## Stated task
Search the data for the string "디자이너" and extract every line where it appears.

## Stored entries
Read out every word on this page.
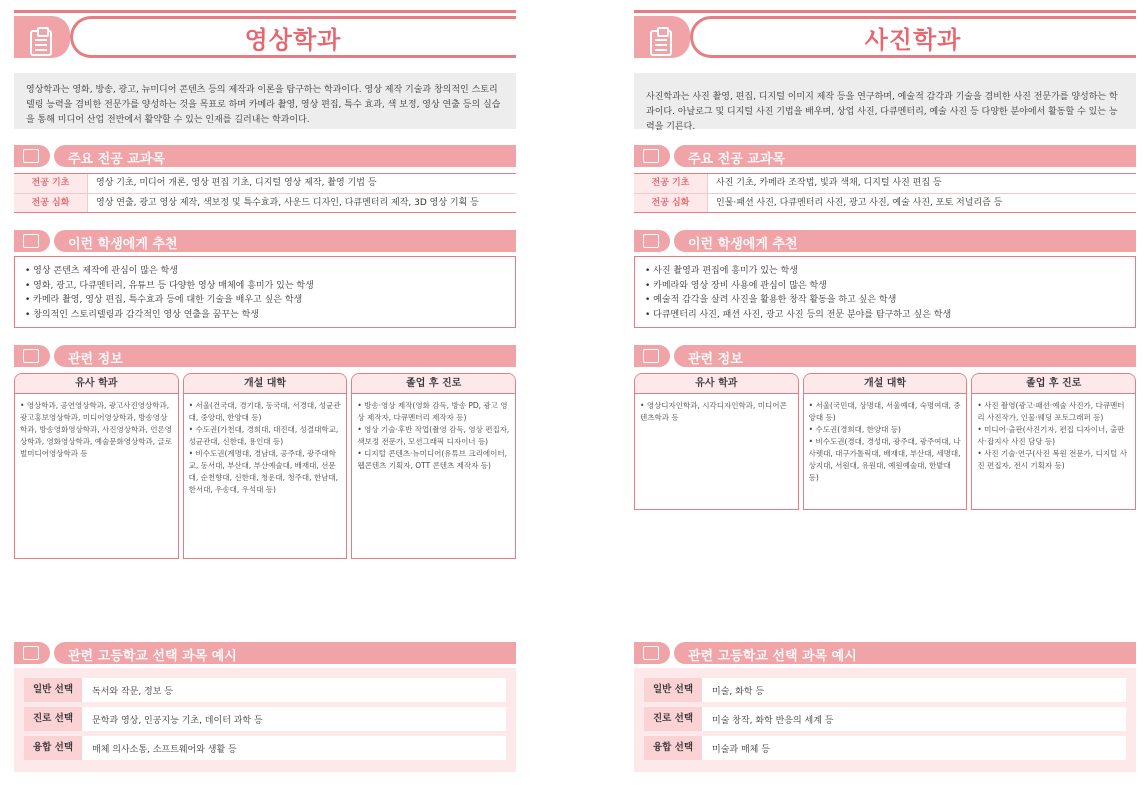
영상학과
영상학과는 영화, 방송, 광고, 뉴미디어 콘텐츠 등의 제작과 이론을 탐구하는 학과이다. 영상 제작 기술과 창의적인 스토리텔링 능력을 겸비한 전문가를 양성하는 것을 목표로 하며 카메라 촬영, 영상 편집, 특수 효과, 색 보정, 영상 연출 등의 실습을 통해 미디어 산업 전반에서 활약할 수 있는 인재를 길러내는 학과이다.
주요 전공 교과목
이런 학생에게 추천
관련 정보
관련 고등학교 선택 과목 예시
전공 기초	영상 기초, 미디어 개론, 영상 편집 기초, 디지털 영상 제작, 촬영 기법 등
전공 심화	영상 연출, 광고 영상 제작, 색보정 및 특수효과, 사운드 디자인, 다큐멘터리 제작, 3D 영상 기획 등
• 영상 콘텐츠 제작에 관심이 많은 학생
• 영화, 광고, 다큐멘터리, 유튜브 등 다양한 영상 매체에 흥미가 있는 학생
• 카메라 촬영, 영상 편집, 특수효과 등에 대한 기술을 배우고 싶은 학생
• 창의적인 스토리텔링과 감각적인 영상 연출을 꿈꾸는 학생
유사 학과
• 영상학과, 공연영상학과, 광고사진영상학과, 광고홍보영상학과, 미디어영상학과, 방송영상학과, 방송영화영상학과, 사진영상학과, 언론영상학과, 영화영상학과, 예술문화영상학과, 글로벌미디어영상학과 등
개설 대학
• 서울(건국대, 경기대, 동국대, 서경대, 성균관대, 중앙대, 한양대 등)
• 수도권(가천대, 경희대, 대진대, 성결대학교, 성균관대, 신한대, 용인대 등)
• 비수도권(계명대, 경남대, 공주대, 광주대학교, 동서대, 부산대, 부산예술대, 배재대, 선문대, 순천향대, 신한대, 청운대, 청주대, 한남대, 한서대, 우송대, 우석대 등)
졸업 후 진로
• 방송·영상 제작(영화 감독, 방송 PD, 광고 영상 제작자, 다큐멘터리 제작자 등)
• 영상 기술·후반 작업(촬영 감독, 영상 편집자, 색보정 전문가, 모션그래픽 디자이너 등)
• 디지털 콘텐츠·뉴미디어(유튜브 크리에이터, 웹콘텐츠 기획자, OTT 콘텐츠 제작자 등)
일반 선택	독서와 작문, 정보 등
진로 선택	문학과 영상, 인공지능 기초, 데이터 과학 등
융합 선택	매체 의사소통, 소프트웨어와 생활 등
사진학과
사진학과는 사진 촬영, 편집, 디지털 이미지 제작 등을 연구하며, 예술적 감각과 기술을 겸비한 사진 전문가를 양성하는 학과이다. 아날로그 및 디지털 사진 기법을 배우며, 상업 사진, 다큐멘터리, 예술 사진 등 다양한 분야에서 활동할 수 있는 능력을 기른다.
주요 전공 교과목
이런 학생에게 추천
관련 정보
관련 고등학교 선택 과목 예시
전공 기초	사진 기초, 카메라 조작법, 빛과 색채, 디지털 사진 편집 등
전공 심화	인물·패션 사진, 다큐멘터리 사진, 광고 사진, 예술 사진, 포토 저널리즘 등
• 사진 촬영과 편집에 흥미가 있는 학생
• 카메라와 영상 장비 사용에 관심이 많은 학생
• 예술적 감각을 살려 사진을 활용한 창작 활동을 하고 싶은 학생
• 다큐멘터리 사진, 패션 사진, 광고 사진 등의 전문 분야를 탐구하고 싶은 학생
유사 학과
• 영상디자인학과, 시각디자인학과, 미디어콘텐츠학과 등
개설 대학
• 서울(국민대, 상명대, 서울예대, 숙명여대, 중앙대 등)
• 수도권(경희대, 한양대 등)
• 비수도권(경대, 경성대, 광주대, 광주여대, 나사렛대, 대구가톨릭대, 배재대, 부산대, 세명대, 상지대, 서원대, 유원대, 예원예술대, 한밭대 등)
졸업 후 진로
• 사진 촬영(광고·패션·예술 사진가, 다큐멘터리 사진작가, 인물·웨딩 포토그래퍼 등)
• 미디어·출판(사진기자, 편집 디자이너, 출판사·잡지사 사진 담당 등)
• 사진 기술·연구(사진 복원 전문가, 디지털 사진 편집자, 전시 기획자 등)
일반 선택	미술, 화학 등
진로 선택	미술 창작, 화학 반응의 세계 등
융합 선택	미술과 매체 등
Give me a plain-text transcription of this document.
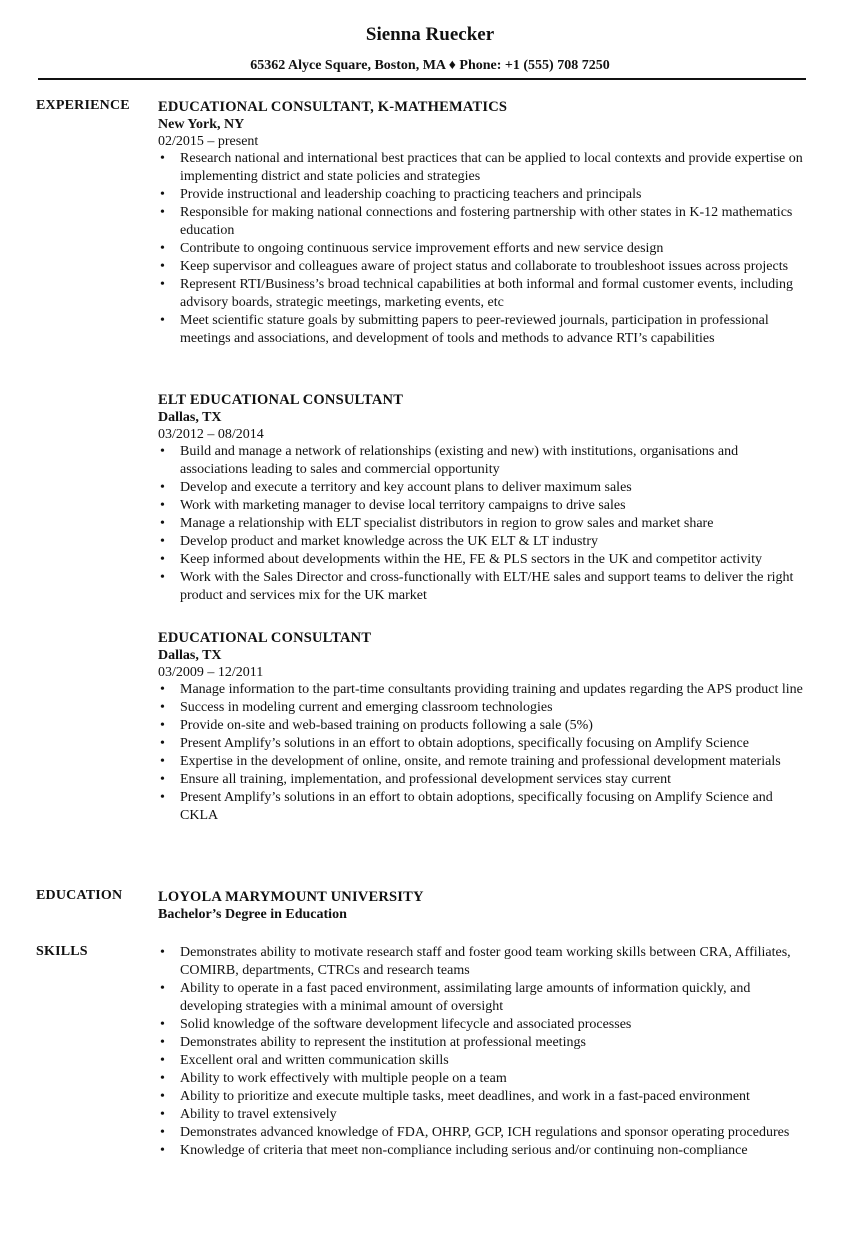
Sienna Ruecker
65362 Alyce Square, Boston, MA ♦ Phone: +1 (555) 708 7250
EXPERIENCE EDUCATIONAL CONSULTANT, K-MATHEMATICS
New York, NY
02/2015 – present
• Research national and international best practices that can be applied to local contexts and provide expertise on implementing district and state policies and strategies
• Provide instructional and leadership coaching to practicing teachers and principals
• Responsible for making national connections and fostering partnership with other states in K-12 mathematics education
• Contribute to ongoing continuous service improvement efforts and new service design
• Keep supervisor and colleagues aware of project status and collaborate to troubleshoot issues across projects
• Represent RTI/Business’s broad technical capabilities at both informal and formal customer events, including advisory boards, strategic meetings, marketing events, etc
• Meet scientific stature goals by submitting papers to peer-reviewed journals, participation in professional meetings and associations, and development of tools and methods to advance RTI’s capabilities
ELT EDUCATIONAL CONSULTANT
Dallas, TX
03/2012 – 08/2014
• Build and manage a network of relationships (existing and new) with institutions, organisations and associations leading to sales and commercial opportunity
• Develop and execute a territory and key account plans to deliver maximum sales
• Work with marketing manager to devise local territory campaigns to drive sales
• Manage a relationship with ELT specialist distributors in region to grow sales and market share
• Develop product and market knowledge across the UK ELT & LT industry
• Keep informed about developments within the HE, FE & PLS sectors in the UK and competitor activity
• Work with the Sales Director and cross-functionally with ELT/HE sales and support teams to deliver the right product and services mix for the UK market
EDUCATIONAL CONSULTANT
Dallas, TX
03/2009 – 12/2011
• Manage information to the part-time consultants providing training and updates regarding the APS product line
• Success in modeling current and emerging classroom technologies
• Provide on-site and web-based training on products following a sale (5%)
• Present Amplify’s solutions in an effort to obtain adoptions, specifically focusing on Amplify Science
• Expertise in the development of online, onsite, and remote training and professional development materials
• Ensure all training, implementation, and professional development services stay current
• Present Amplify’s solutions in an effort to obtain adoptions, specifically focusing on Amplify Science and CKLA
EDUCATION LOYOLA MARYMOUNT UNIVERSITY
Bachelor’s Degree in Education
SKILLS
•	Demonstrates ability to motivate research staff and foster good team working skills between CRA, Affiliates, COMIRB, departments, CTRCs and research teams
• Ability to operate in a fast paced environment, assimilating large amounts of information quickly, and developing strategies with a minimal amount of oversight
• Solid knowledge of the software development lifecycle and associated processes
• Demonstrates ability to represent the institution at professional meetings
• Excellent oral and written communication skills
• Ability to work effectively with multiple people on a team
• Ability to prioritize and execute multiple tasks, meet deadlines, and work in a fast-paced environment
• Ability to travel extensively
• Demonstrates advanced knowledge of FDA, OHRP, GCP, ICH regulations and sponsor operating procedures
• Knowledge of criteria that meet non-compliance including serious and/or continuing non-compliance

## Response
• 영상 기술·후반 작업(촬영 감독, 영상 편집자, 색보정 전문가, 모션그래픽 디자이너 등)
• 미디어·출판(사진기자, 편집 디자이너, 출판사·잡지사 사진 담당 등)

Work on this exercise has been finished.